(Stored items)
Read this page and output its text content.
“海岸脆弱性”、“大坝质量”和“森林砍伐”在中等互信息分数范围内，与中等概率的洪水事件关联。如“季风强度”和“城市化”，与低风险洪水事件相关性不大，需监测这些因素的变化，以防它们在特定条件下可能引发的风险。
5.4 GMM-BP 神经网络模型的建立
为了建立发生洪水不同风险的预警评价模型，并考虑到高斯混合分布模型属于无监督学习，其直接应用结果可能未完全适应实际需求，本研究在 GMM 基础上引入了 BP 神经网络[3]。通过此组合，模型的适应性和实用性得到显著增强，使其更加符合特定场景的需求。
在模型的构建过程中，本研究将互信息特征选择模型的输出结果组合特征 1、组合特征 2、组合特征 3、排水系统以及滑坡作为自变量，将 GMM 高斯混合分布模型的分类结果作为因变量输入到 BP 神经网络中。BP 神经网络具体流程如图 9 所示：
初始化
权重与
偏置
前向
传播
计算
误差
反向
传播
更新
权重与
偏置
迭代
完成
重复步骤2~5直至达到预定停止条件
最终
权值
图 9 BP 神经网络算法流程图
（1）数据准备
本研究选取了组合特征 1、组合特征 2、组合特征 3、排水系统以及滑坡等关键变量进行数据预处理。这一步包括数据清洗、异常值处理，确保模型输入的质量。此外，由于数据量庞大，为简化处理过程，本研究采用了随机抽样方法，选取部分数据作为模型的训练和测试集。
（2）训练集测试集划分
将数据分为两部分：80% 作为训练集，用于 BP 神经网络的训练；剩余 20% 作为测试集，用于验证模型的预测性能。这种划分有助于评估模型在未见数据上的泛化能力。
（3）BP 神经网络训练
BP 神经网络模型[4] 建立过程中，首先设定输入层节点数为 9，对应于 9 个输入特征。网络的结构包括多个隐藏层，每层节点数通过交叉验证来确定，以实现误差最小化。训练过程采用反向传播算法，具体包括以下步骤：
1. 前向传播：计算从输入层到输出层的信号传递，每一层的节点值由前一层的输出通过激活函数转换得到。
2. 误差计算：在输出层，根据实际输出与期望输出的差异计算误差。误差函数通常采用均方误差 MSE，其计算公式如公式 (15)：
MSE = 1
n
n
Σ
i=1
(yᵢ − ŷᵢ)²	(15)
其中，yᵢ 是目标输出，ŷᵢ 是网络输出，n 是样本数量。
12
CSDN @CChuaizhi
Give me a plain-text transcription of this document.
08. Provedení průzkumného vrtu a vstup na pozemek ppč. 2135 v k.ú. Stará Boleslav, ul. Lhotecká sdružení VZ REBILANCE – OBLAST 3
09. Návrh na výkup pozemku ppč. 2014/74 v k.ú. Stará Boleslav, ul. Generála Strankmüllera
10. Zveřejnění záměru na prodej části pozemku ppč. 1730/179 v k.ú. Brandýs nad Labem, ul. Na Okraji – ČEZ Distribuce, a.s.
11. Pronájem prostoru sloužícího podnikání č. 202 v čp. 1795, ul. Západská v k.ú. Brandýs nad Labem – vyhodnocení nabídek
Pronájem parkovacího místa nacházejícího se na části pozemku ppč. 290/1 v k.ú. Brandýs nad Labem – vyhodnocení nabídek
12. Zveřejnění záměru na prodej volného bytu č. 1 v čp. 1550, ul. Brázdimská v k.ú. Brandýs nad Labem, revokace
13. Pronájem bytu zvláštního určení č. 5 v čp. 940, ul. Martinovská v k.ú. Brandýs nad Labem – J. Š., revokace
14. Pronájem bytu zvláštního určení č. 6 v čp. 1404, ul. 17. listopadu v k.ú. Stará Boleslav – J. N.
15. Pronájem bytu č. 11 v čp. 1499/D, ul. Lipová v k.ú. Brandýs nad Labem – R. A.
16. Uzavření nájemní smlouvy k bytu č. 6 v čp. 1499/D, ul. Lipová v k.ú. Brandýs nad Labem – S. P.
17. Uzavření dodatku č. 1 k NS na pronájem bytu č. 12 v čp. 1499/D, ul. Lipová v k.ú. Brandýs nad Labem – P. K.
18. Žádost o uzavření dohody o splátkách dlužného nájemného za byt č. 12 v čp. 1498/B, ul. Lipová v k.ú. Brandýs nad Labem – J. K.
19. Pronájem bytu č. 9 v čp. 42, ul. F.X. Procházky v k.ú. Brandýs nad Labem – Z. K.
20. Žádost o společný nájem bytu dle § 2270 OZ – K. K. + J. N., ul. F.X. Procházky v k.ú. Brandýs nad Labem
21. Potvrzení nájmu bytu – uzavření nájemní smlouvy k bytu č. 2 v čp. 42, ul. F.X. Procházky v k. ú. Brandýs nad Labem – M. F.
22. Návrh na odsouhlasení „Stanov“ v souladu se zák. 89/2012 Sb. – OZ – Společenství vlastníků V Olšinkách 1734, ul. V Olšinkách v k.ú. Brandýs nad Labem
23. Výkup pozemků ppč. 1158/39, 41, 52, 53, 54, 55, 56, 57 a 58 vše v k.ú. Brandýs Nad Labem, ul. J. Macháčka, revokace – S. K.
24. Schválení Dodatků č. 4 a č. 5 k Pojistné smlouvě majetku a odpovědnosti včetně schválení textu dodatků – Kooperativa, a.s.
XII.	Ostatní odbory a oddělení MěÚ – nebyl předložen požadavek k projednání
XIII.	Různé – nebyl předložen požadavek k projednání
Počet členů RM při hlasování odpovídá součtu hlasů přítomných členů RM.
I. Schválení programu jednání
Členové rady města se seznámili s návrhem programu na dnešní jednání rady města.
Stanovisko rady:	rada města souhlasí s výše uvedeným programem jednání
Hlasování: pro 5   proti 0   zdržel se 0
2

_Objective:_ Isolate the lines that hold the word "záměru" and copy all of them.

_Finished answer:_
10. Zveřejnění záměru na prodej části pozemku ppč. 1730/179 v k.ú. Brandýs nad Labem, ul. Na Okraji – ČEZ Distribuce, a.s.
12. Zveřejnění záměru na prodej volného bytu č. 1 v čp. 1550, ul. Brázdimská v k.ú. Brandýs nad Labem, revokace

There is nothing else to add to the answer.